Wednesday, December 8, 2010

Biria Easy Boarding


Biria Easy Boarding Superlight 8

Biria imports reasonably-priced city bikes, designed in Germany and manufactured in East Asia.  This distinctive bike, with a very low, step-through aluminum frame, was one of the first models exported to North America, called the Easy Boarding series.

Through the use of a single, oversized aluminum tube for the front half of the frame, the Easy Boarding bike manages to have a "standover" height of only a few inches. The top of the frame is lower than the pedal in the horizontal position! 

Although not everyone appreciates this distinctive styling, the lack of a high bar, or even a regular "step-over" top tube found in a classic women's frame, means this bike is easy to get started even for people who have difficulty bending their hips or knees. The low frame and adjustable stem make it possible for most people to fit this bike, even though it is comes in only two sizes, though riders who are over 6' may need a taller seatpost and stem



Biria Easy Boarding Top 3

The series includes basic 3-speed "Top 3" for under $500, and the 8-speed "Lite 8" Shimano Nexus hub version for under $750, as well as a top-of-the-line "Superlight 8", which adds a front dynamo hub and a full dynamo-powered light system for about $840, one of the better prices for a bike with these features. There is also "easy 7" Shimano derailler version and a single-speed "cruiser," both under $400, which still include a partial chainguard and rear rack, and an Electric version, with a 3-speed Shimano Nexus rear hub, lithium battery pack, and 220 watt brushless front hub motor

Biria Easy Boarding - Easy 7
The components of the top-of-the-line Superlight 8 are below:

Specifications:

Frame:  Aluminum 7005
Fork:  Hi-Ten unicrown
Rims:  Aluminum, double-wall, 26"

■ **Dataset**
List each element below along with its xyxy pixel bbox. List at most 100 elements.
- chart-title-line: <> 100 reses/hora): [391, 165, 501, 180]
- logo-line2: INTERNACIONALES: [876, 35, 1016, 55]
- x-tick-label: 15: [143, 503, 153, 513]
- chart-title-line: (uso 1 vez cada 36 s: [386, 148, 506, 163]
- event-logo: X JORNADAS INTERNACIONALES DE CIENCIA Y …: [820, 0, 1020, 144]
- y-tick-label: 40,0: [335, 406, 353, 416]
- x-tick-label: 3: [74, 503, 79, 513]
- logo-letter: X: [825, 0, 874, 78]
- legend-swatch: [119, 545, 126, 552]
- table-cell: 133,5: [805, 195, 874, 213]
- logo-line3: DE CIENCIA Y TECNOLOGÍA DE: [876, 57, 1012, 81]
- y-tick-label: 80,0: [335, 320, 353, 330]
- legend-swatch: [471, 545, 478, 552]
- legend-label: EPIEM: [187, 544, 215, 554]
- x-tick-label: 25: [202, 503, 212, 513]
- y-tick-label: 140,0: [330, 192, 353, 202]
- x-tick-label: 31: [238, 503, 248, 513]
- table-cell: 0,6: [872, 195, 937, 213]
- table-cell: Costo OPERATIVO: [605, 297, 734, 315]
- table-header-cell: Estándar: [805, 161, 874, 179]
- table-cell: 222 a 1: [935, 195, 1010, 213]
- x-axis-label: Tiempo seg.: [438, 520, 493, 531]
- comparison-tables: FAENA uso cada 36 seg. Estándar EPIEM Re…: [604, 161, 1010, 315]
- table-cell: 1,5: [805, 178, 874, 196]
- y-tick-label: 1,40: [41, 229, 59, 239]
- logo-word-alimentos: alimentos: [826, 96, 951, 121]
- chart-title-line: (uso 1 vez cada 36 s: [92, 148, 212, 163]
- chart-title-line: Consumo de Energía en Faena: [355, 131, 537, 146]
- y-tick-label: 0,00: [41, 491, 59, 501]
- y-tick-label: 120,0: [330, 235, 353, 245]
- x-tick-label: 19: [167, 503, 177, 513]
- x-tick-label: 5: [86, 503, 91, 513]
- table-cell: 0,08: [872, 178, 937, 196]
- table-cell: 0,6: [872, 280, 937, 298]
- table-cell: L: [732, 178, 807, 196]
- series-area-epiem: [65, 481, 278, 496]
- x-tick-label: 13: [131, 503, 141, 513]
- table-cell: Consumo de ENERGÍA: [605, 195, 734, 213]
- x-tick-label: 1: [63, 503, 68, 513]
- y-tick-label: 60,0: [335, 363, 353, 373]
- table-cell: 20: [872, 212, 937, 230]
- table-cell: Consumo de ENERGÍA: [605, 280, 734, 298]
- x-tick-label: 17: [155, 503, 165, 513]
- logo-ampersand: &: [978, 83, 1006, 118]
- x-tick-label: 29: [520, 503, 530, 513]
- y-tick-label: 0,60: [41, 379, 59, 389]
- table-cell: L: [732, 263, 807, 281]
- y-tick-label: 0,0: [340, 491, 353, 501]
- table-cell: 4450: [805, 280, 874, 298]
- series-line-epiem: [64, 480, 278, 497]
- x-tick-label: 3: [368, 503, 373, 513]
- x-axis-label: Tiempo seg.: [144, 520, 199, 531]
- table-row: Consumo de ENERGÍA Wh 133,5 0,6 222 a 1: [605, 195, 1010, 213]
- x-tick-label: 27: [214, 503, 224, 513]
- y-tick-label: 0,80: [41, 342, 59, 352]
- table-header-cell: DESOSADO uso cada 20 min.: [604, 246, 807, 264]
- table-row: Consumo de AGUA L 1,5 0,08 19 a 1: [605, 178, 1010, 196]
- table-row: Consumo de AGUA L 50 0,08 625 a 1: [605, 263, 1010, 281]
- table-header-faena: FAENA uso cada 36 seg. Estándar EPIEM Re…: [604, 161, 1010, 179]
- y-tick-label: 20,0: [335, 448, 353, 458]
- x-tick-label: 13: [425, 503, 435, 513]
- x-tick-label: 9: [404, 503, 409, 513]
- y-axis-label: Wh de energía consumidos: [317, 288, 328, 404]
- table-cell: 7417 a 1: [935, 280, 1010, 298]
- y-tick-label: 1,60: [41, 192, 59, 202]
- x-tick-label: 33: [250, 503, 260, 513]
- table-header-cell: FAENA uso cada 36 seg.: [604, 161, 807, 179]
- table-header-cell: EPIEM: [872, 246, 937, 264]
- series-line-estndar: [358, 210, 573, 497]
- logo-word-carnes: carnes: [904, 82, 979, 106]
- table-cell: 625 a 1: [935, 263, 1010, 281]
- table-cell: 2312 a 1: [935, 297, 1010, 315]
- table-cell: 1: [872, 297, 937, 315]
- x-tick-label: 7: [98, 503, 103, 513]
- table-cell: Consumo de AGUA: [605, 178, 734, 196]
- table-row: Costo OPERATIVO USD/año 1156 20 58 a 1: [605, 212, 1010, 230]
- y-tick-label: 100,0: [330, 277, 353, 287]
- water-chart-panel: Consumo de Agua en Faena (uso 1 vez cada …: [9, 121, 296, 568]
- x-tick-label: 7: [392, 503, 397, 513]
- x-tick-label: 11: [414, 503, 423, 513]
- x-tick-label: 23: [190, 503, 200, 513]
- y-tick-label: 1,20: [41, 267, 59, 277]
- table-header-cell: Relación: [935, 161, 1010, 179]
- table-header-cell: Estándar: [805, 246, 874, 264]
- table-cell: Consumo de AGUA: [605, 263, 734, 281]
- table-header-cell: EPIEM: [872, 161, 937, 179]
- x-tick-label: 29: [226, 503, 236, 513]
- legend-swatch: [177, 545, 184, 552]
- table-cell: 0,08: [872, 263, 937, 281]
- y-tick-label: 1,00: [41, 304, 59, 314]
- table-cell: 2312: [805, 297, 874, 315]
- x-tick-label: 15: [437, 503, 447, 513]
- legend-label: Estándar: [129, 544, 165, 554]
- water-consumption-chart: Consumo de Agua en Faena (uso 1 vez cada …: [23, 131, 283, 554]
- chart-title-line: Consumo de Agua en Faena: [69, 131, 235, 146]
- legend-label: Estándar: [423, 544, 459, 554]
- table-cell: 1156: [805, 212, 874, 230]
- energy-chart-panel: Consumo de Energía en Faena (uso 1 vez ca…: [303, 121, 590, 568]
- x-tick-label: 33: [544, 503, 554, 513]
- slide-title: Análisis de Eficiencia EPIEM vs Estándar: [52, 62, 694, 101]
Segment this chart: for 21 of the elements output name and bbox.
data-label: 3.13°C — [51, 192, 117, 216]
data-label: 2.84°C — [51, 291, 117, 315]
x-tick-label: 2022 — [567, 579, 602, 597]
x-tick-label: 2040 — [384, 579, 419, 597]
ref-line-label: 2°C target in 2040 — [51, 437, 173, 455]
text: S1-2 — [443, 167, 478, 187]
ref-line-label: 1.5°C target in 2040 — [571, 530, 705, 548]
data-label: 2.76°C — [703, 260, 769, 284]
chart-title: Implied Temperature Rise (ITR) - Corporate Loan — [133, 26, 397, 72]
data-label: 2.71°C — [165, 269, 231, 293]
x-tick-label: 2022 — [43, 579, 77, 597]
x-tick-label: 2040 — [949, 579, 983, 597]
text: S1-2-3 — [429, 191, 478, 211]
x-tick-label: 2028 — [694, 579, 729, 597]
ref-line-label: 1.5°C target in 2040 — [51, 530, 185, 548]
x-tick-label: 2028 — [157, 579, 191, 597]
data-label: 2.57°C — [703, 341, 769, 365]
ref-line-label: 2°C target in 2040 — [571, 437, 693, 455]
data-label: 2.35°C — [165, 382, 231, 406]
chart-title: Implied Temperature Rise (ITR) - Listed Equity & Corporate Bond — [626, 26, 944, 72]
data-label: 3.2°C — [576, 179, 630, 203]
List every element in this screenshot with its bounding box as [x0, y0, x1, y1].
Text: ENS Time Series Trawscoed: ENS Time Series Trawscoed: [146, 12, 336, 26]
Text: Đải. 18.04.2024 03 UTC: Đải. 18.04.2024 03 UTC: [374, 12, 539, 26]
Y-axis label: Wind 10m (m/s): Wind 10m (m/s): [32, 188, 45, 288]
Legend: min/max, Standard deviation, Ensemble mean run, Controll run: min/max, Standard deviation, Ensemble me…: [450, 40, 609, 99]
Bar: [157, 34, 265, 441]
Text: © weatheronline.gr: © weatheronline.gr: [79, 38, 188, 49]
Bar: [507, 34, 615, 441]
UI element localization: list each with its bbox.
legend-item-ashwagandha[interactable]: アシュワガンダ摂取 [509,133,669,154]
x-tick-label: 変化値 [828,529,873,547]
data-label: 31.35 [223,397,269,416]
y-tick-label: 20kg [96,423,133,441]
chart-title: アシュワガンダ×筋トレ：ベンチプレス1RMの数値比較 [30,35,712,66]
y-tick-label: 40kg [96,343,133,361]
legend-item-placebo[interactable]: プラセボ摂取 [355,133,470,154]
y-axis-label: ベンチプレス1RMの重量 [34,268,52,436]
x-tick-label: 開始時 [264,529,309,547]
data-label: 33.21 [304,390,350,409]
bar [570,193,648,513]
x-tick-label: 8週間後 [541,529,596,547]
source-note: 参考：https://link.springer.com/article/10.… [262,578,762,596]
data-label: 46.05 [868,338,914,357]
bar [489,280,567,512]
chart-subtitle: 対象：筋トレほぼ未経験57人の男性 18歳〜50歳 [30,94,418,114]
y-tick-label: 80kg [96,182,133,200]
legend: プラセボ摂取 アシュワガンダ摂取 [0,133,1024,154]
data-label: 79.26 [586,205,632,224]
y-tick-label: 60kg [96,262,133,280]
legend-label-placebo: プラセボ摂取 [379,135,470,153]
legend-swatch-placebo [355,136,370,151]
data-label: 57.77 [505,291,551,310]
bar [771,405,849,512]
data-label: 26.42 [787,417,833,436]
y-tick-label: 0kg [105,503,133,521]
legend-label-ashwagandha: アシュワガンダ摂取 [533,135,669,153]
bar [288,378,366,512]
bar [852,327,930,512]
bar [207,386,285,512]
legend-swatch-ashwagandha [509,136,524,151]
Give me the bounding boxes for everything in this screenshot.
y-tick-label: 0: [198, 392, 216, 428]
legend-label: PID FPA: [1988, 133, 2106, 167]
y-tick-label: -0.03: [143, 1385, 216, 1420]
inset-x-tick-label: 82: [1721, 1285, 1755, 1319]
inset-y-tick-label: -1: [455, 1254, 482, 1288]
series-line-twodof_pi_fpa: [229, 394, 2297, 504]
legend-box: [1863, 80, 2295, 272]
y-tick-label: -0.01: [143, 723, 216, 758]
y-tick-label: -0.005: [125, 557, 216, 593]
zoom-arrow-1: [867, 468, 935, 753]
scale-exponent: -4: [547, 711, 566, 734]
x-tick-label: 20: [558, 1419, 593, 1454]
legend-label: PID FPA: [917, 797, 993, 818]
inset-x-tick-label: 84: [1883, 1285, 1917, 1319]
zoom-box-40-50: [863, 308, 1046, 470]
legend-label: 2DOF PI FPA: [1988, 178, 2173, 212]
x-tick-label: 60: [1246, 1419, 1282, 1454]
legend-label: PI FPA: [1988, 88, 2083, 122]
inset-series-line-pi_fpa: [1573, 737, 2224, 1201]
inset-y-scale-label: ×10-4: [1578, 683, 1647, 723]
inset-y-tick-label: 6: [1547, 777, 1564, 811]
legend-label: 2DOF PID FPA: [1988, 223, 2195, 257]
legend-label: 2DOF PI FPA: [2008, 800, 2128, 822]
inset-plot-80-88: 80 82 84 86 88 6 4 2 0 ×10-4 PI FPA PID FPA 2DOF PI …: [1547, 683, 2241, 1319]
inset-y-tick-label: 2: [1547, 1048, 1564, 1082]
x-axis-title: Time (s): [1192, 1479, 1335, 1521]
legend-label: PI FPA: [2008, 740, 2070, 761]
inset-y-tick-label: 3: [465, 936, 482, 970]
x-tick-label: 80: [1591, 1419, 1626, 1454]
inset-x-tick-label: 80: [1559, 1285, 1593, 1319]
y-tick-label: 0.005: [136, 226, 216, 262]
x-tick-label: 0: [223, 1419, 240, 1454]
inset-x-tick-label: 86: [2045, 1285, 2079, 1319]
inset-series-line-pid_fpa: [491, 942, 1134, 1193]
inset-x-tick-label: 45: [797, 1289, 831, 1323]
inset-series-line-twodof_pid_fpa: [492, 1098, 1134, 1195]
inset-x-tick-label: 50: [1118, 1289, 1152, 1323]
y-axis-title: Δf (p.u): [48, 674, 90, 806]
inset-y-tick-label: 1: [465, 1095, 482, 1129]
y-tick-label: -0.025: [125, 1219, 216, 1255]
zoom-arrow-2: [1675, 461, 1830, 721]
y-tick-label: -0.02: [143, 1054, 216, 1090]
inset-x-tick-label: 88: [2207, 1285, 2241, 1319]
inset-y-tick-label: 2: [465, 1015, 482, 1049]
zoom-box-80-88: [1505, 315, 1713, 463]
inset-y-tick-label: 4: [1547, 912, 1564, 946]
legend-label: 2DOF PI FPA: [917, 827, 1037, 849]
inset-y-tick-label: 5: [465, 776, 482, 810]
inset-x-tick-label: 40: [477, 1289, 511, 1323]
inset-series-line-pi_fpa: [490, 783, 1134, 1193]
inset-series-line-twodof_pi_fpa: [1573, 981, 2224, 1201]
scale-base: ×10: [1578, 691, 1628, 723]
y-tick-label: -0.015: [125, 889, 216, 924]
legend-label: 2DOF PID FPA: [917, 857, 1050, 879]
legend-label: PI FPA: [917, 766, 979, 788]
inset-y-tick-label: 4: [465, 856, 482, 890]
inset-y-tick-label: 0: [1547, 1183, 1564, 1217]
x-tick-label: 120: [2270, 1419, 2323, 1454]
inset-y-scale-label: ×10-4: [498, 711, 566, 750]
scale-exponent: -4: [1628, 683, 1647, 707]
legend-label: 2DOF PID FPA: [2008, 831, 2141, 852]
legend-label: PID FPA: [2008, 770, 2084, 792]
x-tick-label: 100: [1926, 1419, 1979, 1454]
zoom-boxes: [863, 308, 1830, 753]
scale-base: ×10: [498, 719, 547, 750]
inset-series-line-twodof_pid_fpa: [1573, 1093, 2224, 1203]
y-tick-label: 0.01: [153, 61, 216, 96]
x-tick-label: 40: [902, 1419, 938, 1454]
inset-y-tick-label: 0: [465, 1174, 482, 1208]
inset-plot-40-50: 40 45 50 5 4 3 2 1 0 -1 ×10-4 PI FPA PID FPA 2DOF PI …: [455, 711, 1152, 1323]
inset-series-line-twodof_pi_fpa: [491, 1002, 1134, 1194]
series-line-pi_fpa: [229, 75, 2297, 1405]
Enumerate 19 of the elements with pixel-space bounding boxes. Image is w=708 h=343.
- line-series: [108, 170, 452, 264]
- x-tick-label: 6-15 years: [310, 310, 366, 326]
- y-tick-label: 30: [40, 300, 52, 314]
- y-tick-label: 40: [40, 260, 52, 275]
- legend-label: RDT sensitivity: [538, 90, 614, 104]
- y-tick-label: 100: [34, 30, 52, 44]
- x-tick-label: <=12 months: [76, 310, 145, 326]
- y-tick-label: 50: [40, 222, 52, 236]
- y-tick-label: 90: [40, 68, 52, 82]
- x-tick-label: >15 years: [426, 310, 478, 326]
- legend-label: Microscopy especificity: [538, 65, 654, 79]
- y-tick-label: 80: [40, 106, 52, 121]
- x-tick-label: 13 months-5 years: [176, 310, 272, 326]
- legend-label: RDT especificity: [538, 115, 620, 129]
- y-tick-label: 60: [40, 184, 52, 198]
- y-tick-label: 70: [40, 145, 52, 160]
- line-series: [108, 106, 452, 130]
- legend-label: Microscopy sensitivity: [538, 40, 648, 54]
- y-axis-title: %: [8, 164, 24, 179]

■ **Problems to work on**
a – In the Biria Easy Boarding post, what does the Superlight 8 add, and for about what price?
b – Do these statements agree with the Biria Easy Boarding post? Answer yes or no for each, quoting the words that decide it. (i) Biria's city bikes are designed in Germany and made in East Asia. (ii) The Easy Boarding bike is offered in four sizes. (iii) The "easy 7" and the single-speed "cruiser" each cost under $400.
c – Continue the Biria Easy Boarding post from the point where it stops.

■ **Expected answers**
a – A front dynamo hub and a full dynamo-powered light system, for about $840.

b –
(i) Yes: "designed in Germany and manufactured in East Asia"
(ii) No: "comes in only two sizes"
(iii) Yes: "both under $400"

c –
Tires:  26x1.75
Front hub:  Shimano dynamo hub [Superlight 8 only]
Rear hub:  8-speed Shimano Nexus internal gear hub
Shifter:  Shimano nexus twist shifter
Handlebar:  City cruiser [Alloy]
Stem:  Adjustable Aluminum alloy
Grips:  Brown
Pedals:  Platform, rubber
Front & rear Brake:  Linear-pull cantilevers [Rear coaster brake on Top 3 and Cruiser]
Saddle:  Brown, with springs
Chainguard:  Full guard
Kickstand:  Single
Fenders:  Silver
Rack:  Rear alloy rack
Lights:  Front and rear dynamo-powered [Superlight 8 only]
Colors:  Aqua Blue, Black [Superlight 8];
Sizes:  40 cm (15.5"), 46 cm (18")
Weight:  36 lbs [claimed; single-speed is 30 lbs, 3-speed is 31 lbs ]
 
Biria Easy Boarding Electric

I look on this bike fondly, because it indirectly got me into commuting by bike. My boss bought the Lite 8 after a bike tour in Europe, and started riding it the 4 miles to work. I was shocked to see it in her office, but after hearing her explain how fast and easy it was to ride to work, I decided to try it myself and am now a daily commuter.

We have also previously reviewed two other bikes by Biria: the Newport 3, a shaft-drive 3-speed, and the Classic Dutch (sadly no longer available, though some dealers may have one in stock.)

The Easy Boarding Top 3 was reviewed by Bike Commuters in 2008, and it appears the 2011 model is unchanged.
Ding Ding Let's Ride had a test ride of the Top 3 in August 2010.

Biria Easy Boarding bike at the Grand Canyon

Monday, December 6, 2010

Bianchi Volpe

2011 Bianchi Volpe. Image by Bianchi USA.
The 2011 Bianchi Volpe, MSRP $1099.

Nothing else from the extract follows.